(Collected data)
----

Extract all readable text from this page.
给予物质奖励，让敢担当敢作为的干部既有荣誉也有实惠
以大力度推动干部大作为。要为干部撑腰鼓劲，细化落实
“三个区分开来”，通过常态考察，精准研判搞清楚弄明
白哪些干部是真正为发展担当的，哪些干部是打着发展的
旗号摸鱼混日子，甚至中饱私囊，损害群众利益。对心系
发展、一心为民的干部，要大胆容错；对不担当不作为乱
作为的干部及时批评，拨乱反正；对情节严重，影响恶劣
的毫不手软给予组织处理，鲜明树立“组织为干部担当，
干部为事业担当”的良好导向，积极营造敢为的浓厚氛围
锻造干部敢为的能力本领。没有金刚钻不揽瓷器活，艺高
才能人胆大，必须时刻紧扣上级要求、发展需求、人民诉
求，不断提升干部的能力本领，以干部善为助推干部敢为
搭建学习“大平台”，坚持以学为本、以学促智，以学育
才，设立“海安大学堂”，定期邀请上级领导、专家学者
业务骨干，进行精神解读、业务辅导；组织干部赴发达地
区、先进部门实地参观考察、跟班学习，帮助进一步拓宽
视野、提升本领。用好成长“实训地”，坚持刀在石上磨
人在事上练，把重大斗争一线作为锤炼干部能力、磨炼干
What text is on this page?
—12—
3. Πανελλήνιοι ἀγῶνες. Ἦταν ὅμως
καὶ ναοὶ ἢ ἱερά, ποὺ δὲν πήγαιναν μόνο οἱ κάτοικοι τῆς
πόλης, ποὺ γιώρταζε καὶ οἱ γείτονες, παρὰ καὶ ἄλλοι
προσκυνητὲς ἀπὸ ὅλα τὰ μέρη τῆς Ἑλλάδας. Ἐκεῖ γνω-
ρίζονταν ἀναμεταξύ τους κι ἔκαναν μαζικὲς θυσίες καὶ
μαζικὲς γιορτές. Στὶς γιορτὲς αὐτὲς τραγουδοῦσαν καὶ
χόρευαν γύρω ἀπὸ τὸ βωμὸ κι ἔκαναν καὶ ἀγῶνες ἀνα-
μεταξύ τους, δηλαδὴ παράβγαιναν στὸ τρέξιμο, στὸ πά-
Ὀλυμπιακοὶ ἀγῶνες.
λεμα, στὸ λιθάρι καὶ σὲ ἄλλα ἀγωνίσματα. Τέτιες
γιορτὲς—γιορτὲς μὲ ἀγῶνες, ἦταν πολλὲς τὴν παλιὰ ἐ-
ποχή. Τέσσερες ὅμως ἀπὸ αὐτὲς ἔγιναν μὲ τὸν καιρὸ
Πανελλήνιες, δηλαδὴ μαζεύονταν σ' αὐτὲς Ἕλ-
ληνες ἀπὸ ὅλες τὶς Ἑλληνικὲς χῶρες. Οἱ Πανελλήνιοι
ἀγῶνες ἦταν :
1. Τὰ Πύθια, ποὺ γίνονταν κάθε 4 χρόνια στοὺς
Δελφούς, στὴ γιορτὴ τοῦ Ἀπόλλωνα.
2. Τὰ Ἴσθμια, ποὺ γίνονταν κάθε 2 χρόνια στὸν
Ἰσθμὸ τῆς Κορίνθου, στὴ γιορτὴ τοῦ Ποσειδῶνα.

----

Problem to solve: Your task is to quote the listing above word for word.

Expected answer:
Extract all readable text from this page.
给予物质奖励，让敢担当敢作为的干部既有荣誉也有实惠
以大力度推动干部大作为。要为干部撑腰鼓劲，细化落实
“三个区分开来”，通过常态考察，精准研判搞清楚弄明
白哪些干部是真正为发展担当的，哪些干部是打着发展的
旗号摸鱼混日子，甚至中饱私囊，损害群众利益。对心系
发展、一心为民的干部，要大胆容错；对不担当不作为乱
作为的干部及时批评，拨乱反正；对情节严重，影响恶劣
的毫不手软给予组织处理，鲜明树立“组织为干部担当，
干部为事业担当”的良好导向，积极营造敢为的浓厚氛围
锻造干部敢为的能力本领。没有金刚钻不揽瓷器活，艺高
才能人胆大，必须时刻紧扣上级要求、发展需求、人民诉
求，不断提升干部的能力本领，以干部善为助推干部敢为
搭建学习“大平台”，坚持以学为本、以学促智，以学育
才，设立“海安大学堂”，定期邀请上级领导、专家学者
业务骨干，进行精神解读、业务辅导；组织干部赴发达地
区、先进部门实地参观考察、跟班学习，帮助进一步拓宽
视野、提升本领。用好成长“实训地”，坚持刀在石上磨
人在事上练，把重大斗争一线作为锤炼干部能力、磨炼干
What text is on this page?
—12—
3. Πανελλήνιοι ἀγῶνες. Ἦταν ὅμως
καὶ ναοὶ ἢ ἱερά, ποὺ δὲν πήγαιναν μόνο οἱ κάτοικοι τῆς
πόλης, ποὺ γιώρταζε καὶ οἱ γείτονες, παρὰ καὶ ἄλλοι
προσκυνητὲς ἀπὸ ὅλα τὰ μέρη τῆς Ἑλλάδας. Ἐκεῖ γνω-
ρίζονταν ἀναμεταξύ τους κι ἔκαναν μαζικὲς θυσίες καὶ
μαζικὲς γιορτές. Στὶς γιορτὲς αὐτὲς τραγουδοῦσαν καὶ
χόρευαν γύρω ἀπὸ τὸ βωμὸ κι ἔκαναν καὶ ἀγῶνες ἀνα-
μεταξύ τους, δηλαδὴ παράβγαιναν στὸ τρέξιμο, στὸ πά-
Ὀλυμπιακοὶ ἀγῶνες.
λεμα, στὸ λιθάρι καὶ σὲ ἄλλα ἀγωνίσματα. Τέτιες
γιορτὲς—γιορτὲς μὲ ἀγῶνες, ἦταν πολλὲς τὴν παλιὰ ἐ-
ποχή. Τέσσερες ὅμως ἀπὸ αὐτὲς ἔγιναν μὲ τὸν καιρὸ
Πανελλήνιες, δηλαδὴ μαζεύονταν σ' αὐτὲς Ἕλ-
ληνες ἀπὸ ὅλες τὶς Ἑλληνικὲς χῶρες. Οἱ Πανελλήνιοι
ἀγῶνες ἦταν :
1. Τὰ Πύθια, ποὺ γίνονταν κάθε 4 χρόνια στοὺς
Δελφούς, στὴ γιορτὴ τοῦ Ἀπόλλωνα.
2. Τὰ Ἴσθμια, ποὺ γίνονταν κάθε 2 χρόνια στὸν
Ἰσθμὸ τῆς Κορίνθου, στὴ γιορτὴ τοῦ Ποσειδῶνα.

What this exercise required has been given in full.